_WHAT TO DO_
Leave out the pictures and transcribe everything else exactly.
※ ※ ※
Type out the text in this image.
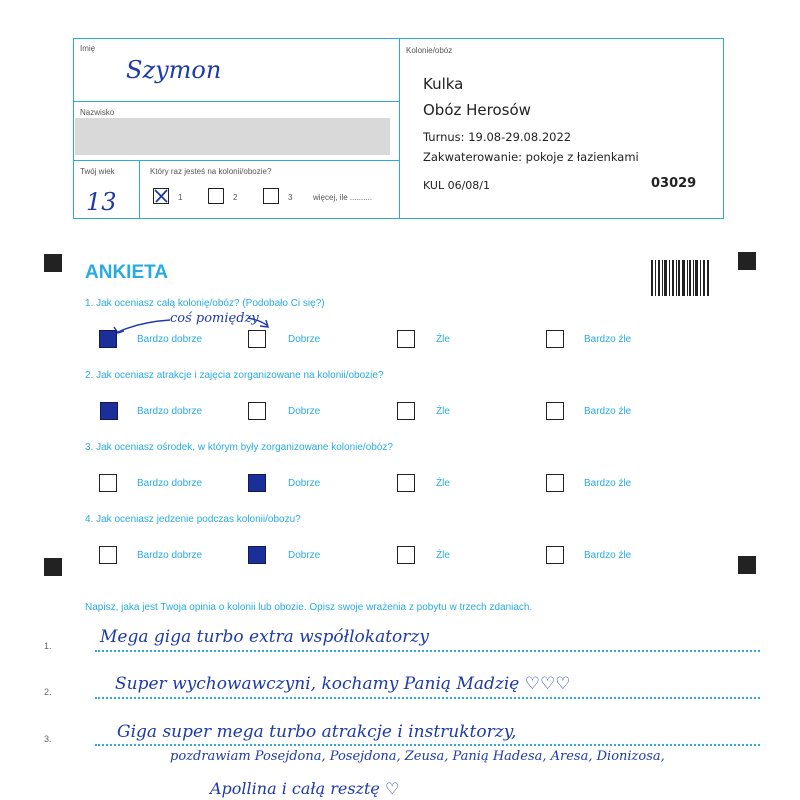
Imię
Szymon
Nazwisko
Twój wiek
13
Który raz jesteś na kolonii/obozie?
1	2	3	więcej, ile ..........
Kolonie/obóz
Kulka
Obóz Herosów
Turnus: 19.08-29.08.2022
Zakwaterowanie: pokoje z łazienkami
KUL 06/08/1	03029
ANKIETA
1. Jak oceniasz całą kolonię/obóz? (Podobało Ci się?)
coś pomiędzy
Bardzo dobrze	Dobrze	Źle	Bardzo źle
2. Jak oceniasz atrakcje i zajęcia zorganizowane na kolonii/obozie?
Bardzo dobrze	Dobrze	Źle	Bardzo źle
3. Jak oceniasz ośrodek, w którym były zorganizowane kolonie/obóz?
Bardzo dobrze	Dobrze	Źle	Bardzo źle
4. Jak oceniasz jedzenie podczas kolonii/obozu?
Bardzo dobrze	Dobrze	Źle	Bardzo źle
Napisz, jaka jest Twoja opinia o kolonii lub obozie. Opisz swoje wrażenia z pobytu w trzech zdaniach.
1.	Mega giga turbo extra współlokatorzy
2.	Super wychowawczyni, kochamy Panią Madzię ♡♡♡
3.	Giga super mega turbo atrakcje i instruktorzy,
pozdrawiam Posejdona, Posejdona, Zeusa, Panią Hadesa, Aresa, Dionizosa,
Apollina i całą resztę ♡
※ ※ ※
_SOLUTION TO THIS TASK_
Type out the text in this image.
Imię
Szymon
Nazwisko
Twój wiek
13
Który raz jesteś na kolonii/obozie?
1	2	3	więcej, ile ..........
Kolonie/obóz
Kulka
Obóz Herosów
Turnus: 19.08-29.08.2022
Zakwaterowanie: pokoje z łazienkami
KUL 06/08/1	03029
ANKIETA
1. Jak oceniasz całą kolonię/obóz? (Podobało Ci się?)
coś pomiędzy
Bardzo dobrze	Dobrze	Źle	Bardzo źle
2. Jak oceniasz atrakcje i zajęcia zorganizowane na kolonii/obozie?
Bardzo dobrze	Dobrze	Źle	Bardzo źle
3. Jak oceniasz ośrodek, w którym były zorganizowane kolonie/obóz?
Bardzo dobrze	Dobrze	Źle	Bardzo źle
4. Jak oceniasz jedzenie podczas kolonii/obozu?
Bardzo dobrze	Dobrze	Źle	Bardzo źle
Napisz, jaka jest Twoja opinia o kolonii lub obozie. Opisz swoje wrażenia z pobytu w trzech zdaniach.
1.	Mega giga turbo extra współlokatorzy
2.	Super wychowawczyni, kochamy Panią Madzię ♡♡♡
3.	Giga super mega turbo atrakcje i instruktorzy,
pozdrawiam Posejdona, Posejdona, Zeusa, Panią Hadesa, Aresa, Dionizosa,
Apollina i całą resztę ♡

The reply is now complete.